**Exercise details:**
Among the lines listed below, count those that include the string "Meeting", and state only the count.
-- START Records provided --
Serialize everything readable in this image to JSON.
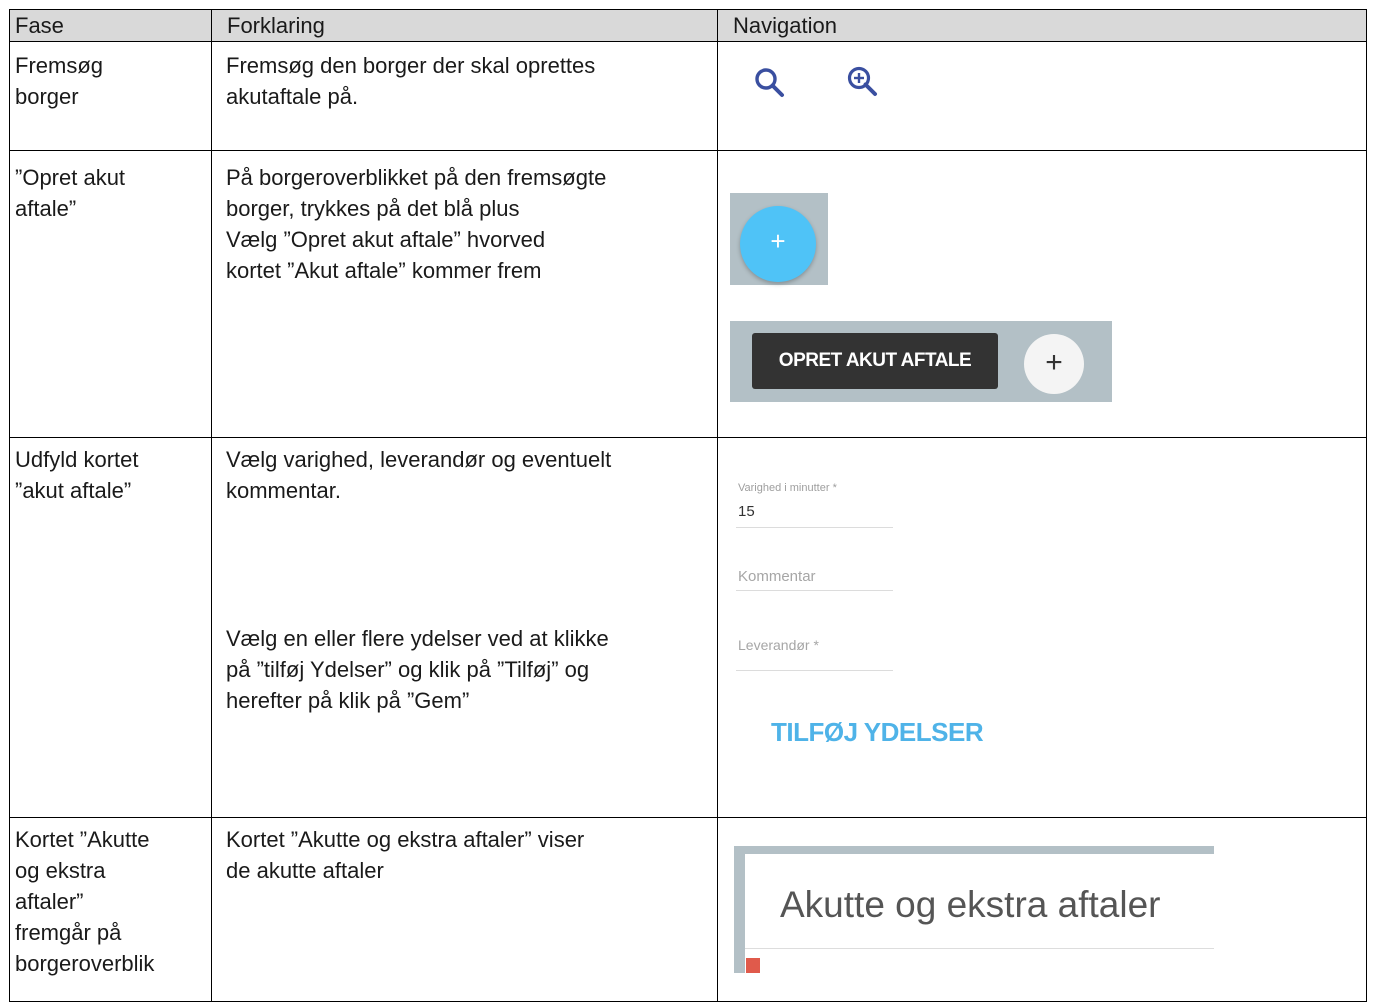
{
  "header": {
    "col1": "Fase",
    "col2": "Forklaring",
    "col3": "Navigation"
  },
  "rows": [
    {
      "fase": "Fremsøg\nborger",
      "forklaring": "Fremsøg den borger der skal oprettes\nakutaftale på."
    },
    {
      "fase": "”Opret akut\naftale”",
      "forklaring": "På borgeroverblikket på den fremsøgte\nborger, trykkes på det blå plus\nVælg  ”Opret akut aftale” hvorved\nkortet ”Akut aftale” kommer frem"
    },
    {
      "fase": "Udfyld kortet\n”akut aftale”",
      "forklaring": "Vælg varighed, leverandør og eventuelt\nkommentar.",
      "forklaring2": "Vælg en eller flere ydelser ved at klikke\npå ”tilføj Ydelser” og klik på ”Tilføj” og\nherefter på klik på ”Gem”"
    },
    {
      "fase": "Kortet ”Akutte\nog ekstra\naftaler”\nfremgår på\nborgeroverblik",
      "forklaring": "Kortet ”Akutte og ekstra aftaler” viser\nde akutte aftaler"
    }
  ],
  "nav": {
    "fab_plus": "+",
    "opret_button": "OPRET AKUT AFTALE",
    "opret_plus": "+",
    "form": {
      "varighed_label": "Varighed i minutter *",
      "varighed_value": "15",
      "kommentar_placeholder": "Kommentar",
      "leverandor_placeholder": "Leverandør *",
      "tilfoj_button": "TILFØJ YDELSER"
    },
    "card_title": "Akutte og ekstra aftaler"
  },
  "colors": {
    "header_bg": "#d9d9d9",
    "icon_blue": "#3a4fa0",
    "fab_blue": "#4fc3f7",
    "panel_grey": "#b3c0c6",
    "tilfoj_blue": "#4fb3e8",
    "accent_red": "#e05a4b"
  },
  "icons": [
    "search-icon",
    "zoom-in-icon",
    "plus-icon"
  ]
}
-- END Records provided --
-- START Records provided --
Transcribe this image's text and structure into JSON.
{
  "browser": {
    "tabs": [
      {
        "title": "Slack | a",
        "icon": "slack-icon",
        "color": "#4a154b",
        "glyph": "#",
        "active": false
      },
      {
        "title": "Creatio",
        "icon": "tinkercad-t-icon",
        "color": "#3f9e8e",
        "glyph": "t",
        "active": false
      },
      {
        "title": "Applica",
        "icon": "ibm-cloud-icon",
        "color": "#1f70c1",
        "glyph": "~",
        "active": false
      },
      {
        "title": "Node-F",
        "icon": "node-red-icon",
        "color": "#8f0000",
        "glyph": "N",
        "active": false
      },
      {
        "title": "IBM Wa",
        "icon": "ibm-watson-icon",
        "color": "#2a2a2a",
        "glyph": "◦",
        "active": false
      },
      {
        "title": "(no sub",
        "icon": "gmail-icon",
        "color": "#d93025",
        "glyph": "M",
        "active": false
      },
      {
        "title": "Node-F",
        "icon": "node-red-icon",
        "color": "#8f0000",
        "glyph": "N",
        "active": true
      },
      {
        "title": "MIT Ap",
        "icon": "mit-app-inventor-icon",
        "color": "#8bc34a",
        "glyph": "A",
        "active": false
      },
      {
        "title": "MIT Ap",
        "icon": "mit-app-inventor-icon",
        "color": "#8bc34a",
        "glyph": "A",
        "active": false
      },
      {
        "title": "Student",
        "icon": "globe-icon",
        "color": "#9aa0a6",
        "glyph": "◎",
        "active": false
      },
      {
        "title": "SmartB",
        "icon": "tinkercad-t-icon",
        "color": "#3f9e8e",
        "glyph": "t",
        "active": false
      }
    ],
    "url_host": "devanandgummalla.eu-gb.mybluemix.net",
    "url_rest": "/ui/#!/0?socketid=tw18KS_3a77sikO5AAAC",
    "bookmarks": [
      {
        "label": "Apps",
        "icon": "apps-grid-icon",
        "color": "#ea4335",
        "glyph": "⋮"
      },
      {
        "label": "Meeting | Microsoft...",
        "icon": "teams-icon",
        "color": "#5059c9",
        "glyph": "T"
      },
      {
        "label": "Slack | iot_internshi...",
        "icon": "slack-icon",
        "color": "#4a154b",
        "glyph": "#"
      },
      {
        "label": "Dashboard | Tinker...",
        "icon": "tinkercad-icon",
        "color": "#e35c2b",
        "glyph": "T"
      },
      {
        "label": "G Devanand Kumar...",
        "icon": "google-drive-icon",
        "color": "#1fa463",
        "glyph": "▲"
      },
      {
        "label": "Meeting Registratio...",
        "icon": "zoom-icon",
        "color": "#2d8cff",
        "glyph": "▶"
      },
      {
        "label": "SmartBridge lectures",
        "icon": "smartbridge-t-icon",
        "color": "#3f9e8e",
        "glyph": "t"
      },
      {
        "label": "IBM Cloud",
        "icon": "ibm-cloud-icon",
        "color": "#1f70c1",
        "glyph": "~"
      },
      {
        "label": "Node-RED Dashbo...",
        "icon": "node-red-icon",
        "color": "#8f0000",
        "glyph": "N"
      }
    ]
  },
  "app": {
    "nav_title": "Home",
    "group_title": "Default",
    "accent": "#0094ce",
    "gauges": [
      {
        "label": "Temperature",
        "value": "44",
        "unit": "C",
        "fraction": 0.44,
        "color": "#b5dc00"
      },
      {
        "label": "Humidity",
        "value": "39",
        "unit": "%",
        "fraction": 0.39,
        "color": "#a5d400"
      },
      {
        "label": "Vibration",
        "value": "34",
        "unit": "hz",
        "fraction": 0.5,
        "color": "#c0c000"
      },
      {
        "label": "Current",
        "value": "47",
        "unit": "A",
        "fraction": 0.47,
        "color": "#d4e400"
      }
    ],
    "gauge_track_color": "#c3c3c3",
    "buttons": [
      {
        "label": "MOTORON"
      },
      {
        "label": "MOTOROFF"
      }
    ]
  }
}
-- END Records provided --
**Solution:**
2